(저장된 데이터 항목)
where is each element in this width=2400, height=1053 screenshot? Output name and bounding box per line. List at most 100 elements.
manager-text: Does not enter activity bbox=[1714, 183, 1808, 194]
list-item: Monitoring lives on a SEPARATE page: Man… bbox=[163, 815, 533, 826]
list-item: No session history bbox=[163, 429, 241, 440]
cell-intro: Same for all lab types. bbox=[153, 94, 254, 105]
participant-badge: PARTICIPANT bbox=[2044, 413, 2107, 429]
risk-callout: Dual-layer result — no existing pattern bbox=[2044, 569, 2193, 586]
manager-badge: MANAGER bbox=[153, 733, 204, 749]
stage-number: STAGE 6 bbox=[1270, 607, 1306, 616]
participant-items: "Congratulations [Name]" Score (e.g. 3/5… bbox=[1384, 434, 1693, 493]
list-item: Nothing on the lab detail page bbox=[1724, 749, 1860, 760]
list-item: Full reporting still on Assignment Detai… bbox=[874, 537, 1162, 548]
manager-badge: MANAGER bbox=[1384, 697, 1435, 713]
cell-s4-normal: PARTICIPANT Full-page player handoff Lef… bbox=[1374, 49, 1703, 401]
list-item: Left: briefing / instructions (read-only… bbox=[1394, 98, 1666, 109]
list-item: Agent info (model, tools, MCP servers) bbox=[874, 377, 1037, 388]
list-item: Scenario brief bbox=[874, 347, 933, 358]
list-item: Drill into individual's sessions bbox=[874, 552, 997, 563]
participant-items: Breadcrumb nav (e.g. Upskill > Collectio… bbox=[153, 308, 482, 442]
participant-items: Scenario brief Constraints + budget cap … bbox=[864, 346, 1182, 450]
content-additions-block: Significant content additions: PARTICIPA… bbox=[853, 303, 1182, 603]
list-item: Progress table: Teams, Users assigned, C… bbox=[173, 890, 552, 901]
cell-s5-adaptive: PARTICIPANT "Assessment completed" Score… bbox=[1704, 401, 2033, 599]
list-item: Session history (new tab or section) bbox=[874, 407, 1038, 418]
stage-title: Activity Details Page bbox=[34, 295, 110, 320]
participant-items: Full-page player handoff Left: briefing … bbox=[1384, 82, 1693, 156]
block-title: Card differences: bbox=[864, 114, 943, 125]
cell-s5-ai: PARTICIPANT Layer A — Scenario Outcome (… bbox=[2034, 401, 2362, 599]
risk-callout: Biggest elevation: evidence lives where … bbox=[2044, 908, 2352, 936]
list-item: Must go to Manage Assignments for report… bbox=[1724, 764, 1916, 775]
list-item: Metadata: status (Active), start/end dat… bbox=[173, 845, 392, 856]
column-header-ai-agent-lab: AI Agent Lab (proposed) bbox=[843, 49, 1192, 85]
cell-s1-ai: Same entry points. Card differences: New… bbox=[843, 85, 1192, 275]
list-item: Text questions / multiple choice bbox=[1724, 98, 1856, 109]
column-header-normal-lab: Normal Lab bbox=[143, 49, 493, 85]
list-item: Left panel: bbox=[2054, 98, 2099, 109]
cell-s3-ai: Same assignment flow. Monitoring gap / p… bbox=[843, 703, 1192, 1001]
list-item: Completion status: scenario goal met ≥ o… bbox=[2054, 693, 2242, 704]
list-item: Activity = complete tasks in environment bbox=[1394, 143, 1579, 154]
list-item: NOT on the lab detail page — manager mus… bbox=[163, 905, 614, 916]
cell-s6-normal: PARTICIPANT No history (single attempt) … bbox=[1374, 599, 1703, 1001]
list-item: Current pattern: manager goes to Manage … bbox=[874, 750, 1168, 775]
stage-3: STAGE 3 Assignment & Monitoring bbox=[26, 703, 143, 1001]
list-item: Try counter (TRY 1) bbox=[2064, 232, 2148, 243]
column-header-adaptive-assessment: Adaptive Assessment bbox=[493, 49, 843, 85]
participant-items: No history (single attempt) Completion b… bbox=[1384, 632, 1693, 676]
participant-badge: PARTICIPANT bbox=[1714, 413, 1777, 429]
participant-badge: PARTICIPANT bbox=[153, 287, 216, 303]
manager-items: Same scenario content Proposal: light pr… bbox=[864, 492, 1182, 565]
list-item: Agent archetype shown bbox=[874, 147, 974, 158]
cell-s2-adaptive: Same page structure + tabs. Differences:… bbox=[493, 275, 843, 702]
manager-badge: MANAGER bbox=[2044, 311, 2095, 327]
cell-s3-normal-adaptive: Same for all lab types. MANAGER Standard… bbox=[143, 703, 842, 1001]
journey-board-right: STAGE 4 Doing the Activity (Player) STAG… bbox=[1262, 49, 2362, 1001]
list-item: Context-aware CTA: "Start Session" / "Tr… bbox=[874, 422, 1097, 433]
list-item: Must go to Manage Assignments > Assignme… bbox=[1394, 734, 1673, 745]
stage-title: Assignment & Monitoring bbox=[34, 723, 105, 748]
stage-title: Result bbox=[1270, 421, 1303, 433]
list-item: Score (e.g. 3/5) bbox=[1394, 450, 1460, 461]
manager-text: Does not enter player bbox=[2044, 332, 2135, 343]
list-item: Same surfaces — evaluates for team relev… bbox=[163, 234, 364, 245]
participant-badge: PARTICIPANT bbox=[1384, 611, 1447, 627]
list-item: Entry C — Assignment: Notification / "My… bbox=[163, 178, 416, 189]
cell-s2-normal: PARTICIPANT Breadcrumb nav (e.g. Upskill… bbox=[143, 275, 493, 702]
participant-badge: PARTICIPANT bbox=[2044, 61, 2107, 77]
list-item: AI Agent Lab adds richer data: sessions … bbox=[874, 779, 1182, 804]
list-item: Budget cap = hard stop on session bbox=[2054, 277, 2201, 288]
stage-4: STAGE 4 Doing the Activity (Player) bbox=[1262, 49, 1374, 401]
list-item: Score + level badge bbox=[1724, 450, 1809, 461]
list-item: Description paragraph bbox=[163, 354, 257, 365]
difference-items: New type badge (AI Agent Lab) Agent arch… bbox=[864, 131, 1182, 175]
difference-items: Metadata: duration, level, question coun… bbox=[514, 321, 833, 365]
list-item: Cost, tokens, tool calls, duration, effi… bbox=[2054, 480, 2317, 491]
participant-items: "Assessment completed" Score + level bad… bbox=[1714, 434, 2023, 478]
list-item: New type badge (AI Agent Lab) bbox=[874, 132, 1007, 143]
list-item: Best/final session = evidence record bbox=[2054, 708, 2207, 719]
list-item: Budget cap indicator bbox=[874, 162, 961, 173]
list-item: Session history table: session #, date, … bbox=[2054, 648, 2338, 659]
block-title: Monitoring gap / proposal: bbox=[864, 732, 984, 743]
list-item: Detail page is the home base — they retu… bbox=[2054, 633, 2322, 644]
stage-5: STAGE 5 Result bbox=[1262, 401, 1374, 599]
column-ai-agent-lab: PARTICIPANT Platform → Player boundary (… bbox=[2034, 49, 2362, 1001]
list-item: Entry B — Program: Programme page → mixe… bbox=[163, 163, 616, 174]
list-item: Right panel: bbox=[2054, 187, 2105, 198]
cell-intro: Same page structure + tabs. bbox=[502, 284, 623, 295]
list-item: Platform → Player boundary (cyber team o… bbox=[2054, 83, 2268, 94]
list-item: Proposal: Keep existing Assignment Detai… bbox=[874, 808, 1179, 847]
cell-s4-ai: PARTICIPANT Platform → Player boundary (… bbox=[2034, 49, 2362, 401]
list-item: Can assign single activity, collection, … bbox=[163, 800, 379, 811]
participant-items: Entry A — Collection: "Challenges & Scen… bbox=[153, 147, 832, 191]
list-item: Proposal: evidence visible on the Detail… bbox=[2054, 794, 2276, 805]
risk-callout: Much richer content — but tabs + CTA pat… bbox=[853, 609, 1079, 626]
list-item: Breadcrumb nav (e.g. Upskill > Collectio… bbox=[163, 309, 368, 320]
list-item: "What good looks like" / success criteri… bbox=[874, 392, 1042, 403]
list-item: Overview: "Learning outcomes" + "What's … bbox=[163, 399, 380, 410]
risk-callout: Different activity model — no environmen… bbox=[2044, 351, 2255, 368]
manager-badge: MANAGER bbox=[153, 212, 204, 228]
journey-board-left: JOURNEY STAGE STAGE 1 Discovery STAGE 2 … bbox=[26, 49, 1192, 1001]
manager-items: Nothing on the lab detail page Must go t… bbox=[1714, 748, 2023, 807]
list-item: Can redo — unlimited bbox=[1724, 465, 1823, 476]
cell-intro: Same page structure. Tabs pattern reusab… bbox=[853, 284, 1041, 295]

연습 과제:
목록 맨 앞줄부터 "participant-badge: PARTICIPANT bbox=[2044, 413, 2107, 429]"이 있는 줄까지(두 줄 모두 포함) 다시 쓰되, "lab types"만 "course types"로 고치고 나머지는 그대로 두세요.

연습 답안:
where is each element in this width=2400, height=1053 screenshot? Output name and bounding box per line. List at most 100 elements.
manager-text: Does not enter activity bbox=[1714, 183, 1808, 194]
list-item: Monitoring lives on a SEPARATE page: Man… bbox=[163, 815, 533, 826]
list-item: No session history bbox=[163, 429, 241, 440]
cell-intro: Same for all course types. bbox=[153, 94, 254, 105]
participant-badge: PARTICIPANT bbox=[2044, 413, 2107, 429]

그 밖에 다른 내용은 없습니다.